PROBLEM => Will you extract the entries word for word? Images should not appear in the copy.

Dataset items

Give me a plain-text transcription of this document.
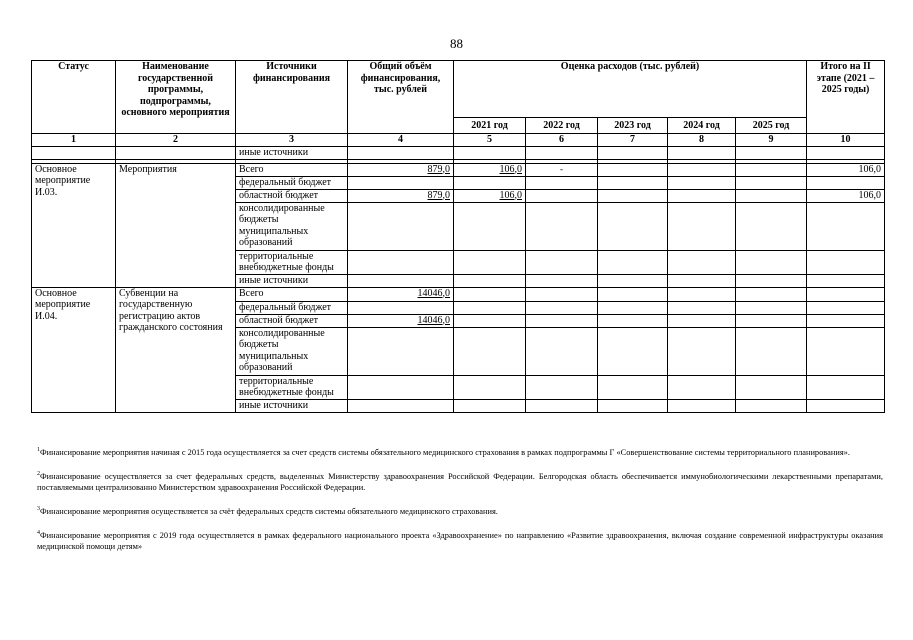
88
Статус	Наименование государственной программы, подпрограммы, основного мероприятия	Источники финансирования	Общий объём финансирования, тыс. рублей	Оценка расходов (тыс. рублей)					Итого на II этапе (2021 – 2025 годы)
				2021 год	2022 год	2023 год	2024 год	2025 год	
1	2	3	4	5	6	7	8	9	10
		иные источники							

Основное мероприятие И.03.	Мероприятия	Всего	879,0	106,0	-				106,0
		федеральный бюджет							
		областной бюджет	879,0	106,0					106,0
		консолидированные бюджеты муниципальных образований							
		территориальные внебюджетные фонды							
		иные источники							
Основное мероприятие И.04.	Субвенции на государственную регистрацию актов гражданского состояния	Всего	14046,0						
		федеральный бюджет							
		областной бюджет	14046,0						
		консолидированные бюджеты муниципальных образований							
		территориальные внебюджетные фонды							
		иные источники							

$^1$Финансирование мероприятия начиная с 2015 года осуществляется за счет средств системы обязательного медицинского страхования в рамках подпрограммы Г «Совершенствование системы территориального планирования».

$^2$Финансирование осуществляется за счет федеральных средств, выделенных Министерству здравоохранения Российской Федерации. Белгородская область обеспечивается иммунобиологическими лекарственными препаратами, поставляемыми централизованно Министерством здравоохранения Российской Федерации.

$^3$Финансирование мероприятия осуществляется за счёт федеральных средств системы обязательного медицинского страхования.

$^4$Финансирование мероприятия с 2019 года осуществляется в рамках федерального национального проекта «Здравоохранение» по направлению «Развитие здравоохранения, включая создание современной инфраструктуры оказания медицинской помощи детям»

THE RESPONSE =>
Give me a plain-text transcription of this document.
88
Статус	Наименование государственной программы, подпрограммы, основного мероприятия	Источники финансирования	Общий объём финансирования, тыс. рублей	Оценка расходов (тыс. рублей)					Итого на II этапе (2021 – 2025 годы)
				2021 год	2022 год	2023 год	2024 год	2025 год	
1	2	3	4	5	6	7	8	9	10
		иные источники							

Основное мероприятие И.03.	Мероприятия	Всего	879,0	106,0	-				106,0
		федеральный бюджет							
		областной бюджет	879,0	106,0					106,0
		консолидированные бюджеты муниципальных образований							
		территориальные внебюджетные фонды							
		иные источники							
Основное мероприятие И.04.	Субвенции на государственную регистрацию актов гражданского состояния	Всего	14046,0						
		федеральный бюджет							
		областной бюджет	14046,0						
		консолидированные бюджеты муниципальных образований							
		территориальные внебюджетные фонды							
		иные источники							

$^1$Финансирование мероприятия начиная с 2015 года осуществляется за счет средств системы обязательного медицинского страхования в рамках подпрограммы Г «Совершенствование системы территориального планирования».

$^2$Финансирование осуществляется за счет федеральных средств, выделенных Министерству здравоохранения Российской Федерации. Белгородская область обеспечивается иммунобиологическими лекарственными препаратами, поставляемыми централизованно Министерством здравоохранения Российской Федерации.

$^3$Финансирование мероприятия осуществляется за счёт федеральных средств системы обязательного медицинского страхования.

$^4$Финансирование мероприятия с 2019 года осуществляется в рамках федерального национального проекта «Здравоохранение» по направлению «Развитие здравоохранения, включая создание современной инфраструктуры оказания медицинской помощи детям»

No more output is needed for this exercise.